# Data in this exercise start

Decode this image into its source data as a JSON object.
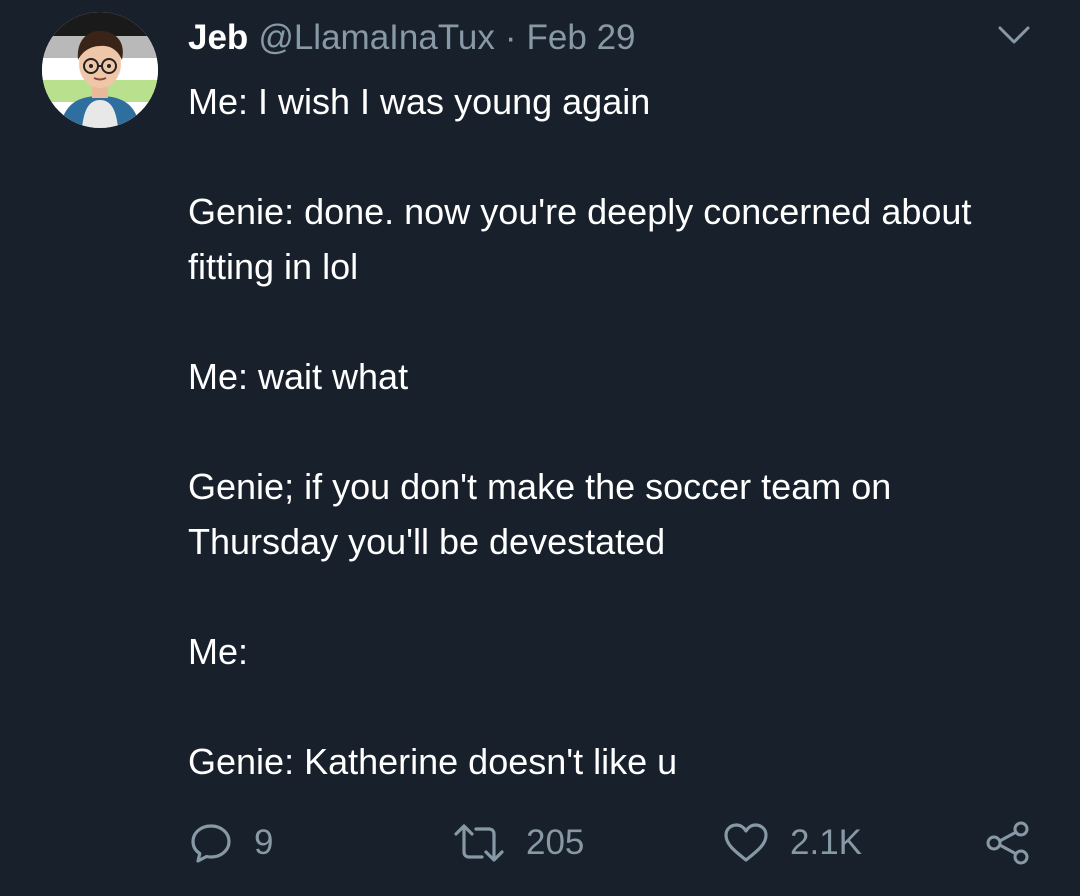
{
  "tweet": {
    "author": {
      "display_name": "Jeb",
      "handle": "@LlamaInaTux"
    },
    "separator": "·",
    "date": "Feb 29",
    "paragraphs": [
      "Me: I wish I was young again",
      "Genie: done. now you're deeply concerned about fitting in lol",
      "Me: wait what",
      "Genie; if you don't make the soccer team on Thursday you'll be devestated",
      "Me:",
      "Genie: Katherine doesn't like u"
    ]
  },
  "actions": {
    "reply": {
      "icon": "reply-icon",
      "count": "9"
    },
    "retweet": {
      "icon": "retweet-icon",
      "count": "205"
    },
    "like": {
      "icon": "heart-icon",
      "count": "2.1K"
    },
    "share": {
      "icon": "share-icon"
    },
    "menu": {
      "icon": "chevron-down-icon"
    }
  },
  "colors": {
    "background": "#17202b",
    "text": "#ffffff",
    "secondary_text": "#8899a6"
  }
}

# Data in this exercise end

Task prompt: Leave out the pictures, and give all the records again exactly.

Answer for this exercise:
Decode this image into its source data as a JSON object.
{
  "tweet": {
    "author": {
      "display_name": "Jeb",
      "handle": "@LlamaInaTux"
    },
    "separator": "·",
    "date": "Feb 29",
    "paragraphs": [
      "Me: I wish I was young again",
      "Genie: done. now you're deeply concerned about fitting in lol",
      "Me: wait what",
      "Genie; if you don't make the soccer team on Thursday you'll be devestated",
      "Me:",
      "Genie: Katherine doesn't like u"
    ]
  },
  "actions": {
    "reply": {
      "icon": "reply-icon",
      "count": "9"
    },
    "retweet": {
      "icon": "retweet-icon",
      "count": "205"
    },
    "like": {
      "icon": "heart-icon",
      "count": "2.1K"
    },
    "share": {
      "icon": "share-icon"
    },
    "menu": {
      "icon": "chevron-down-icon"
    }
  },
  "colors": {
    "background": "#17202b",
    "text": "#ffffff",
    "secondary_text": "#8899a6"
  }
}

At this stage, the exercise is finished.